··· Entries provided ···

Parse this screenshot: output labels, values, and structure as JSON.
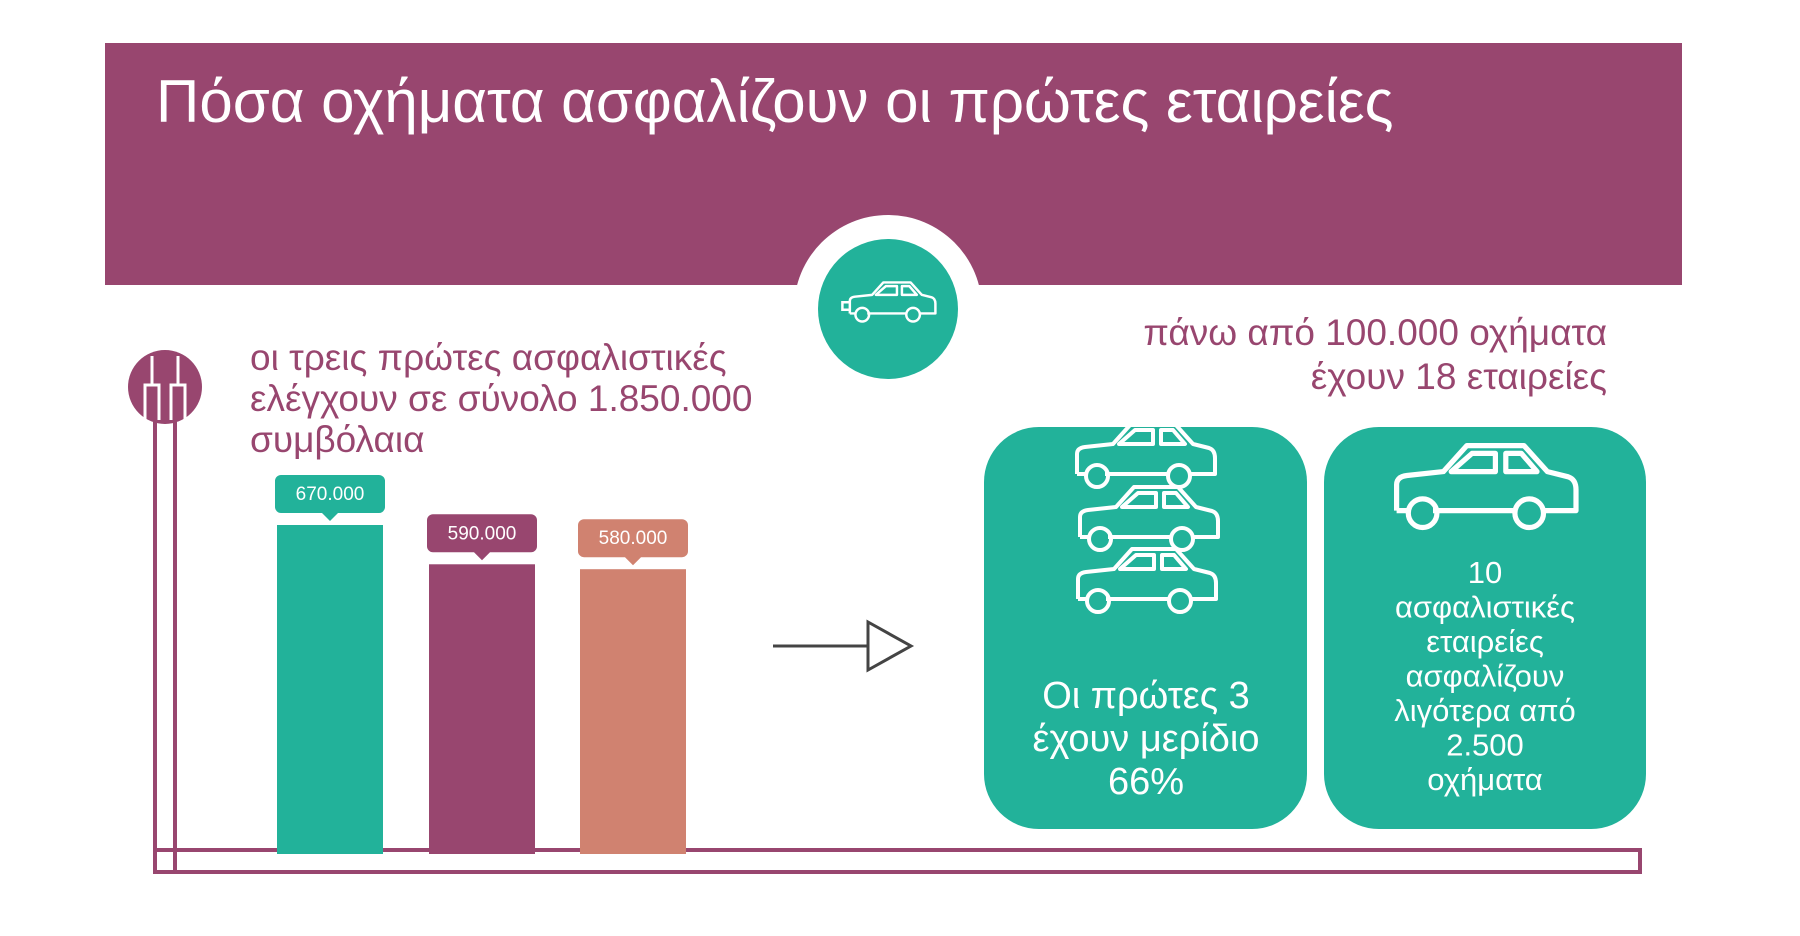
{
  "header": {
    "title": "Πόσα οχήματα ασφαλίζουν οι πρώτες εταιρείες"
  },
  "left_text": [
    "οι τρεις πρώτες ασφαλιστικές",
    "ελέγχουν σε σύνολο 1.850.000",
    "συμβόλαια"
  ],
  "right_text": [
    "πάνω από 100.000 οχήματα",
    "έχουν 18 εταιρείες"
  ],
  "cards": [
    {
      "lines": [
        "Οι πρώτες 3",
        "έχουν μερίδιο",
        "66%"
      ]
    },
    {
      "lines": [
        "10",
        "ασφαλιστικές",
        "εταιρείες",
        "ασφαλίζουν",
        "λιγότερα από",
        "2.500",
        "οχήματα"
      ]
    }
  ],
  "chart_data": {
    "type": "bar",
    "categories": [
      null,
      null,
      null
    ],
    "values": [
      670000,
      590000,
      580000
    ],
    "value_labels": [
      "670.000",
      "590.000",
      "580.000"
    ],
    "colors": [
      "#22b29a",
      "#98466f",
      "#d08270"
    ]
  }
}
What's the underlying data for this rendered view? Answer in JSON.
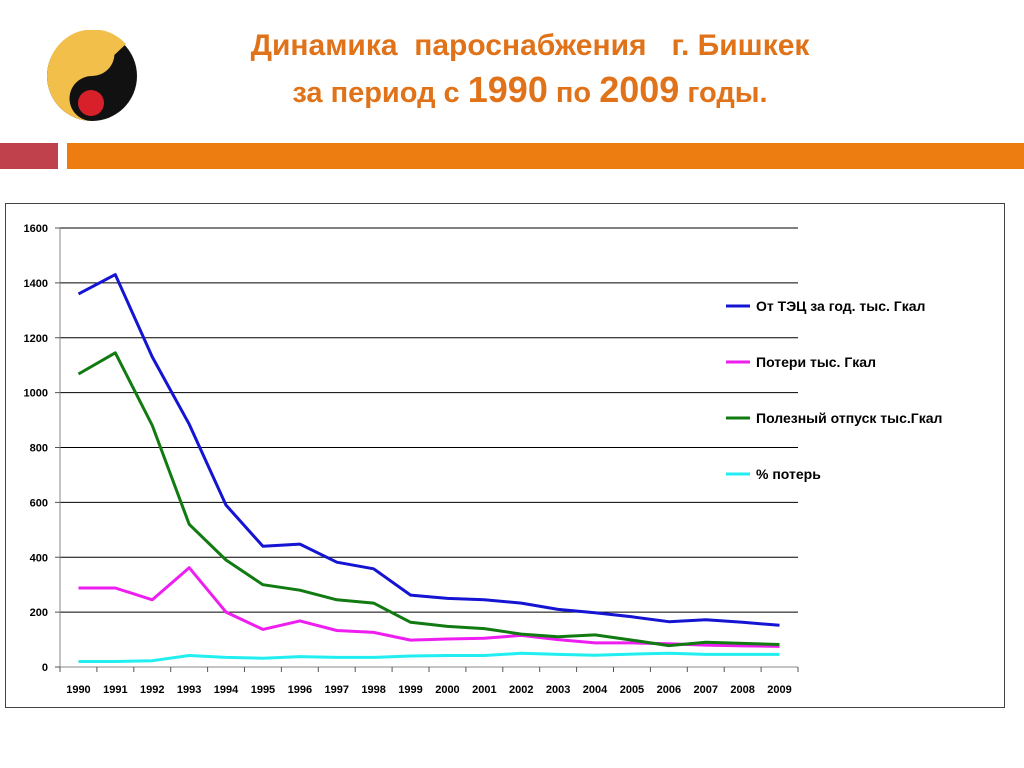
{
  "header": {
    "title_line1": "Динамика  пароснабжения   г. Бишкек",
    "title_line2_pre": "за период с ",
    "title_year_from": "1990",
    "title_line2_mid": " по ",
    "title_year_to": "2009",
    "title_line2_post": " годы.",
    "accent_color": "#e0731a"
  },
  "chart_data": {
    "type": "line",
    "title": "",
    "xlabel": "",
    "ylabel": "",
    "x": [
      "1990",
      "1991",
      "1992",
      "1993",
      "1994",
      "1995",
      "1996",
      "1997",
      "1998",
      "1999",
      "2000",
      "2001",
      "2002",
      "2003",
      "2004",
      "2005",
      "2006",
      "2007",
      "2008",
      "2009"
    ],
    "ylim": [
      0,
      1600
    ],
    "yticks": [
      0,
      200,
      400,
      600,
      800,
      1000,
      1200,
      1400,
      1600
    ],
    "grid": true,
    "legend_position": "right",
    "series": [
      {
        "name": "От ТЭЦ за год. тыс. Гкал",
        "color": "#1414d2",
        "values": [
          1360,
          1430,
          1130,
          885,
          590,
          440,
          448,
          382,
          358,
          262,
          250,
          245,
          233,
          210,
          198,
          183,
          165,
          172,
          163,
          152
        ]
      },
      {
        "name": "Потери тыс. Гкал",
        "color": "#ee1ef0",
        "values": [
          288,
          288,
          245,
          362,
          200,
          137,
          168,
          133,
          126,
          98,
          102,
          105,
          115,
          100,
          88,
          88,
          85,
          80,
          77,
          75
        ]
      },
      {
        "name": "Полезный отпуск тыс.Гкал",
        "color": "#117a11",
        "values": [
          1068,
          1145,
          880,
          520,
          390,
          300,
          280,
          245,
          233,
          163,
          148,
          140,
          120,
          110,
          117,
          98,
          78,
          90,
          86,
          82
        ]
      },
      {
        "name": "% потерь",
        "color": "#20eef0",
        "values": [
          20,
          20,
          23,
          42,
          35,
          32,
          38,
          35,
          35,
          40,
          42,
          42,
          50,
          46,
          43,
          47,
          50,
          46,
          46,
          46
        ]
      }
    ]
  }
}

···

• Directions for this task
Repeat the material exactly as it reads, without any of its pictures.

• Expected output
Parse this screenshot: output labels, values, and structure as JSON.
{
  "header": {
    "title": "Πόσα οχήματα ασφαλίζουν οι πρώτες εταιρείες"
  },
  "left_text": [
    "οι τρεις πρώτες ασφαλιστικές",
    "ελέγχουν σε σύνολο 1.850.000",
    "συμβόλαια"
  ],
  "right_text": [
    "πάνω από 100.000 οχήματα",
    "έχουν 18 εταιρείες"
  ],
  "cards": [
    {
      "lines": [
        "Οι πρώτες 3",
        "έχουν μερίδιο",
        "66%"
      ]
    },
    {
      "lines": [
        "10",
        "ασφαλιστικές",
        "εταιρείες",
        "ασφαλίζουν",
        "λιγότερα από",
        "2.500",
        "οχήματα"
      ]
    }
  ],
  "chart_data": {
    "type": "bar",
    "categories": [
      null,
      null,
      null
    ],
    "values": [
      670000,
      590000,
      580000
    ],
    "value_labels": [
      "670.000",
      "590.000",
      "580.000"
    ],
    "colors": [
      "#22b29a",
      "#98466f",
      "#d08270"
    ]
  }
}
What's the underlying data for this rendered view? Answer in JSON.
{
  "header": {
    "title_line1": "Динамика  пароснабжения   г. Бишкек",
    "title_line2_pre": "за период с ",
    "title_year_from": "1990",
    "title_line2_mid": " по ",
    "title_year_to": "2009",
    "title_line2_post": " годы.",
    "accent_color": "#e0731a"
  },
  "chart_data": {
    "type": "line",
    "title": "",
    "xlabel": "",
    "ylabel": "",
    "x": [
      "1990",
      "1991",
      "1992",
      "1993",
      "1994",
      "1995",
      "1996",
      "1997",
      "1998",
      "1999",
      "2000",
      "2001",
      "2002",
      "2003",
      "2004",
      "2005",
      "2006",
      "2007",
      "2008",
      "2009"
    ],
    "ylim": [
      0,
      1600
    ],
    "yticks": [
      0,
      200,
      400,
      600,
      800,
      1000,
      1200,
      1400,
      1600
    ],
    "grid": true,
    "legend_position": "right",
    "series": [
      {
        "name": "От ТЭЦ за год. тыс. Гкал",
        "color": "#1414d2",
        "values": [
          1360,
          1430,
          1130,
          885,
          590,
          440,
          448,
          382,
          358,
          262,
          250,
          245,
          233,
          210,
          198,
          183,
          165,
          172,
          163,
          152
        ]
      },
      {
        "name": "Потери тыс. Гкал",
        "color": "#ee1ef0",
        "values": [
          288,
          288,
          245,
          362,
          200,
          137,
          168,
          133,
          126,
          98,
          102,
          105,
          115,
          100,
          88,
          88,
          85,
          80,
          77,
          75
        ]
      },
      {
        "name": "Полезный отпуск тыс.Гкал",
        "color": "#117a11",
        "values": [
          1068,
          1145,
          880,
          520,
          390,
          300,
          280,
          245,
          233,
          163,
          148,
          140,
          120,
          110,
          117,
          98,
          78,
          90,
          86,
          82
        ]
      },
      {
        "name": "% потерь",
        "color": "#20eef0",
        "values": [
          20,
          20,
          23,
          42,
          35,
          32,
          38,
          35,
          35,
          40,
          42,
          42,
          50,
          46,
          43,
          47,
          50,
          46,
          46,
          46
        ]
      }
    ]
  }
}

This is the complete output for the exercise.